Short task →
Print exactly the lines from the line with "What's the underlying" to the last line of the data, please, both included.

Task inputs →
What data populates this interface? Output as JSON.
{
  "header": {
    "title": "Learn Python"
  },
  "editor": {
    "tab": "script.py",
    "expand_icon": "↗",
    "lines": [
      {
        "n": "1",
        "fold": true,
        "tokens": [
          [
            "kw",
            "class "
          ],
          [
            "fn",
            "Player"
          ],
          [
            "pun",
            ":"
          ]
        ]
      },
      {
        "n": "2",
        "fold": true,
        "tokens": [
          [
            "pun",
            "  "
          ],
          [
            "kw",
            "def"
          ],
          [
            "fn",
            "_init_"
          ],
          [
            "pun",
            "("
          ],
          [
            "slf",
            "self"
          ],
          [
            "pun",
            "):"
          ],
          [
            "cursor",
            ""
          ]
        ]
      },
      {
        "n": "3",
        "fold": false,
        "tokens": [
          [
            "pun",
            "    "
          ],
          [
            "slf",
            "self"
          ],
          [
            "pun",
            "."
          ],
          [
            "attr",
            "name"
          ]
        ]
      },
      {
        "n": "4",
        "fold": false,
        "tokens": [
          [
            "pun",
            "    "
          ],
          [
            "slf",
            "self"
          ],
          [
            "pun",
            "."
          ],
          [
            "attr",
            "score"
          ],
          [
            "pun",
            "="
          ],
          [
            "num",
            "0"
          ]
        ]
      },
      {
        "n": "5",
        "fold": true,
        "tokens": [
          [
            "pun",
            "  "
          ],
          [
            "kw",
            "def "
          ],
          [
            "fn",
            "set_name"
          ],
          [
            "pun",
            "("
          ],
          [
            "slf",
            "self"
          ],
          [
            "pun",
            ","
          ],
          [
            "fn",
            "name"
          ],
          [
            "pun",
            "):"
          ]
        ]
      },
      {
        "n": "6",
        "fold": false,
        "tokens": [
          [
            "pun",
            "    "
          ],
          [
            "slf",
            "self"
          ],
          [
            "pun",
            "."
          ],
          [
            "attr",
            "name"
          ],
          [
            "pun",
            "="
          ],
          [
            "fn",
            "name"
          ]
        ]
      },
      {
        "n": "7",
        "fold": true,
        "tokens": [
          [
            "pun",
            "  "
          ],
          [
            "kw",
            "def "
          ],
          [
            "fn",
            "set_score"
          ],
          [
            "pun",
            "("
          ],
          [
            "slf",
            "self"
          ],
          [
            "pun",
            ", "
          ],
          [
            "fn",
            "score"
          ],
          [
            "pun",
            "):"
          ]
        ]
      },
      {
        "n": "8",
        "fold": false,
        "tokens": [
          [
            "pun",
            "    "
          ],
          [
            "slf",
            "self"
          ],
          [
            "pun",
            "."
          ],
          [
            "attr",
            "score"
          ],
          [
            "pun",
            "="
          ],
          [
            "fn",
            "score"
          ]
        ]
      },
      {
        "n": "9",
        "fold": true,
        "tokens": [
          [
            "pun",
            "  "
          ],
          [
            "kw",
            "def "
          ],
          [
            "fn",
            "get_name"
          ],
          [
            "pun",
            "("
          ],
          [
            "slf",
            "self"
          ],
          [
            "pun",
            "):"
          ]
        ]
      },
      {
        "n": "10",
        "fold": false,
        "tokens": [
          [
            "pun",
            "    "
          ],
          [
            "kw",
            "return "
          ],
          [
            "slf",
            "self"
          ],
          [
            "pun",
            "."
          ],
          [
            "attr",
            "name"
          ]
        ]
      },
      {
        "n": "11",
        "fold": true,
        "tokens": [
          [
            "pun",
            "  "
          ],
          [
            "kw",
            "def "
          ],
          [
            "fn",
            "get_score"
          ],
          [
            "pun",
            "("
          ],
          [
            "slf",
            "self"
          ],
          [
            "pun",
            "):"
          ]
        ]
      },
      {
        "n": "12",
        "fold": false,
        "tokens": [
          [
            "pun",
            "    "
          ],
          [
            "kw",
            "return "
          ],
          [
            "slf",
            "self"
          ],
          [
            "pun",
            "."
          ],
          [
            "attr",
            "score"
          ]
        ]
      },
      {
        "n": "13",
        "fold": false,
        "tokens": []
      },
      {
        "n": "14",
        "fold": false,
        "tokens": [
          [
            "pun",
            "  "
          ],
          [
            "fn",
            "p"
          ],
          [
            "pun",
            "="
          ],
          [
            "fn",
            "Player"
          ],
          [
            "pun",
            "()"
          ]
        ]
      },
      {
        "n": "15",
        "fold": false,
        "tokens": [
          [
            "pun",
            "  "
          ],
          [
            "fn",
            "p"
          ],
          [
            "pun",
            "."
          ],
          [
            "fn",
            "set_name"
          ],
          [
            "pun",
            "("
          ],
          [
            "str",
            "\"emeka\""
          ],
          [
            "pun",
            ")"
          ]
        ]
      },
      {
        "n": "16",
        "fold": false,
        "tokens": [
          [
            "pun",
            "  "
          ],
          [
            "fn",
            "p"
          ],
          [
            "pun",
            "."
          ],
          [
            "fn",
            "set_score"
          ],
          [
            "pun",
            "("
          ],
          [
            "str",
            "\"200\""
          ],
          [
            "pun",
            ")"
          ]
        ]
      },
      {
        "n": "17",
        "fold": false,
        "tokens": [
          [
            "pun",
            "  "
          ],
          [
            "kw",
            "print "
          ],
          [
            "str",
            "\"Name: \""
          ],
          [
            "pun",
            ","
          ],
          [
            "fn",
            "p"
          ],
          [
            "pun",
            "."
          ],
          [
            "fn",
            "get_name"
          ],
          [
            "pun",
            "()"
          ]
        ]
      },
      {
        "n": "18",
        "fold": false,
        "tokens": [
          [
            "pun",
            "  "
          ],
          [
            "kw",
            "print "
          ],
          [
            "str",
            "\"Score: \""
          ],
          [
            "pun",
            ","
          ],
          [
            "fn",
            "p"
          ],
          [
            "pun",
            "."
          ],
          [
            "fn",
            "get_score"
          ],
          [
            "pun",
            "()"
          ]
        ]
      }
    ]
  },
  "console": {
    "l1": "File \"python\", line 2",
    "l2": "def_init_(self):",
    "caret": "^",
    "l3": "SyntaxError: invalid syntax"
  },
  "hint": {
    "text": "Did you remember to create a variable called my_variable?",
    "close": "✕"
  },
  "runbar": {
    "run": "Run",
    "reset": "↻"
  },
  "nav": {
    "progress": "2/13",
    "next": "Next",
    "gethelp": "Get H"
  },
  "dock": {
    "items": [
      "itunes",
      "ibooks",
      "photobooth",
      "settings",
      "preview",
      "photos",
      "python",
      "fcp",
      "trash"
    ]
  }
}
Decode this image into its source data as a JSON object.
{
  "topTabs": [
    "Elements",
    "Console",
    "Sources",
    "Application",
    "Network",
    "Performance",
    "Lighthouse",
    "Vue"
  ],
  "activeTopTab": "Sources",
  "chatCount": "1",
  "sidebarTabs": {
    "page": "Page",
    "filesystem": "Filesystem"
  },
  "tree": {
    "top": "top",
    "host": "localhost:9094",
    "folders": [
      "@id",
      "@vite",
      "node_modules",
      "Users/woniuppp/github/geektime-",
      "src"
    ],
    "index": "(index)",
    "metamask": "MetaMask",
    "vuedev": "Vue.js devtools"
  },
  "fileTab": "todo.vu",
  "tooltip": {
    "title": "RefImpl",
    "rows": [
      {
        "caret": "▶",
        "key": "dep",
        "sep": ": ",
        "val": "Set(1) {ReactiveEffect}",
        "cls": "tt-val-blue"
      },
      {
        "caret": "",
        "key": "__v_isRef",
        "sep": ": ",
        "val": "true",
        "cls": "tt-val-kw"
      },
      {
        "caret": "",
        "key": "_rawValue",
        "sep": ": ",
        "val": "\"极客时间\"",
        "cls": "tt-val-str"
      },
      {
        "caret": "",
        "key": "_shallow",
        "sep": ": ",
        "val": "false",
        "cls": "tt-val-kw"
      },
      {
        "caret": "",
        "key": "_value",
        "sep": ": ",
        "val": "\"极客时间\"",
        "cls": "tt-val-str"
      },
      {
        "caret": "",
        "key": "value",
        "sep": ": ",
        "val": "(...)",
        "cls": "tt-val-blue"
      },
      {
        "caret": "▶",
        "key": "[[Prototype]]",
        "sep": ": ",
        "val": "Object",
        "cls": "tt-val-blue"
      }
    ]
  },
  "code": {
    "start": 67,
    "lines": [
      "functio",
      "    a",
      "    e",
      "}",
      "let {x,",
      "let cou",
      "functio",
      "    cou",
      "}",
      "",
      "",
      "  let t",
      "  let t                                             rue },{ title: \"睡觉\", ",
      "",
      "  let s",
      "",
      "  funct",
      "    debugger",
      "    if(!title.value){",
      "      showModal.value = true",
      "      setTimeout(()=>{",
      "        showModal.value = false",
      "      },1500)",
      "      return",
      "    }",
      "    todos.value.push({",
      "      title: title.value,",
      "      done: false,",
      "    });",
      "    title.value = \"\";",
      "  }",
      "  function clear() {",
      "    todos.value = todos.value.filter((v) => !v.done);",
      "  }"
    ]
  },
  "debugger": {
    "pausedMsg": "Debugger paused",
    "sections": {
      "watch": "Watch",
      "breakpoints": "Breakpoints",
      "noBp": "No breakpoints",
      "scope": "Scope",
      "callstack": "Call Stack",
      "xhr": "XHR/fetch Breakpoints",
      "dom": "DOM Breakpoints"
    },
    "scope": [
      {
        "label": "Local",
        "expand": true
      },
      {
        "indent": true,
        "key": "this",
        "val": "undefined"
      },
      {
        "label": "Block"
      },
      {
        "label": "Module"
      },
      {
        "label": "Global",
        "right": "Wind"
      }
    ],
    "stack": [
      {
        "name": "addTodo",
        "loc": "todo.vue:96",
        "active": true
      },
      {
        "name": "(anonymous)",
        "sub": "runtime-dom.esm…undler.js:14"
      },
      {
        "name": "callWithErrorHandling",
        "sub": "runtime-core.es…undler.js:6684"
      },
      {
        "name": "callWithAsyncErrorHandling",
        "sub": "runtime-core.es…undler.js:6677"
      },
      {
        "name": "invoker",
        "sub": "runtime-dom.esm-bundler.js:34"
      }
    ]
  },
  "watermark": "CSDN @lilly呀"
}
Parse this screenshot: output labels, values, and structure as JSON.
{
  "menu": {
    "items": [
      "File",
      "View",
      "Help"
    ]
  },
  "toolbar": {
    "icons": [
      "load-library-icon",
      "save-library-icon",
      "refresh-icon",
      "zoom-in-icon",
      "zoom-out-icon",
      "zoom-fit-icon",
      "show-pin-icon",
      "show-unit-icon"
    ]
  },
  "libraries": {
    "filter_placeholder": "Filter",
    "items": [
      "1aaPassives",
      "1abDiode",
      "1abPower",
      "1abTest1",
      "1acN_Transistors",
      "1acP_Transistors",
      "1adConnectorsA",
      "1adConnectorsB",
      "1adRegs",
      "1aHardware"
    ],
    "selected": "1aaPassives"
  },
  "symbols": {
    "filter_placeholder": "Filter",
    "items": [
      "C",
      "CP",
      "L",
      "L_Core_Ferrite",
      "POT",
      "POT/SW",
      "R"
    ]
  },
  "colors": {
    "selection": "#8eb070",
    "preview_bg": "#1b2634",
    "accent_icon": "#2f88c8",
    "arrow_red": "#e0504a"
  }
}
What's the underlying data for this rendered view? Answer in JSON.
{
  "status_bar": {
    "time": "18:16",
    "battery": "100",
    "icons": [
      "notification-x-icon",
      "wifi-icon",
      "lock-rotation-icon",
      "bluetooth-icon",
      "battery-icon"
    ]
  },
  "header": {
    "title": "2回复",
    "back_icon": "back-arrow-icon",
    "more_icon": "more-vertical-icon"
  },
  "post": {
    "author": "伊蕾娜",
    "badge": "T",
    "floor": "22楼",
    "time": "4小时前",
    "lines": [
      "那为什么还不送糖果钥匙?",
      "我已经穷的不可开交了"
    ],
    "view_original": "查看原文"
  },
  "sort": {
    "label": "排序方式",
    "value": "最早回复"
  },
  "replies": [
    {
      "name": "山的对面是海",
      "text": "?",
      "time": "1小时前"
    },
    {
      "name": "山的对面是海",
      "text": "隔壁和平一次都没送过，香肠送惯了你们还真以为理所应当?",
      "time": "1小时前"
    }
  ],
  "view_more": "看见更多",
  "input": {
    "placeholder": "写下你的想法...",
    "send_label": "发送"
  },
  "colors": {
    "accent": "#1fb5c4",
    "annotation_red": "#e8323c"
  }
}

Problem solution →
What's the underlying data for this rendered view? Answer in JSON.
{
  "status_bar": {
    "time": "18:16",
    "battery": "100",
    "icons": [
      "notification-x-icon",
      "wifi-icon",
      "lock-rotation-icon",
      "bluetooth-icon",
      "battery-icon"
    ]
  },
  "header": {
    "title": "2回复",
    "back_icon": "back-arrow-icon",
    "more_icon": "more-vertical-icon"
  },
  "post": {
    "author": "伊蕾娜",
    "badge": "T",
    "floor": "22楼",
    "time": "4小时前",
    "lines": [
      "那为什么还不送糖果钥匙?",
      "我已经穷的不可开交了"
    ],
    "view_original": "查看原文"
  },
  "sort": {
    "label": "排序方式",
    "value": "最早回复"
  },
  "replies": [
    {
      "name": "山的对面是海",
      "text": "?",
      "time": "1小时前"
    },
    {
      "name": "山的对面是海",
      "text": "隔壁和平一次都没送过，香肠送惯了你们还真以为理所应当?",
      "time": "1小时前"
    }
  ],
  "view_more": "看见更多",
  "input": {
    "placeholder": "写下你的想法...",
    "send_label": "发送"
  },
  "colors": {
    "accent": "#1fb5c4",
    "annotation_red": "#e8323c"
  }
}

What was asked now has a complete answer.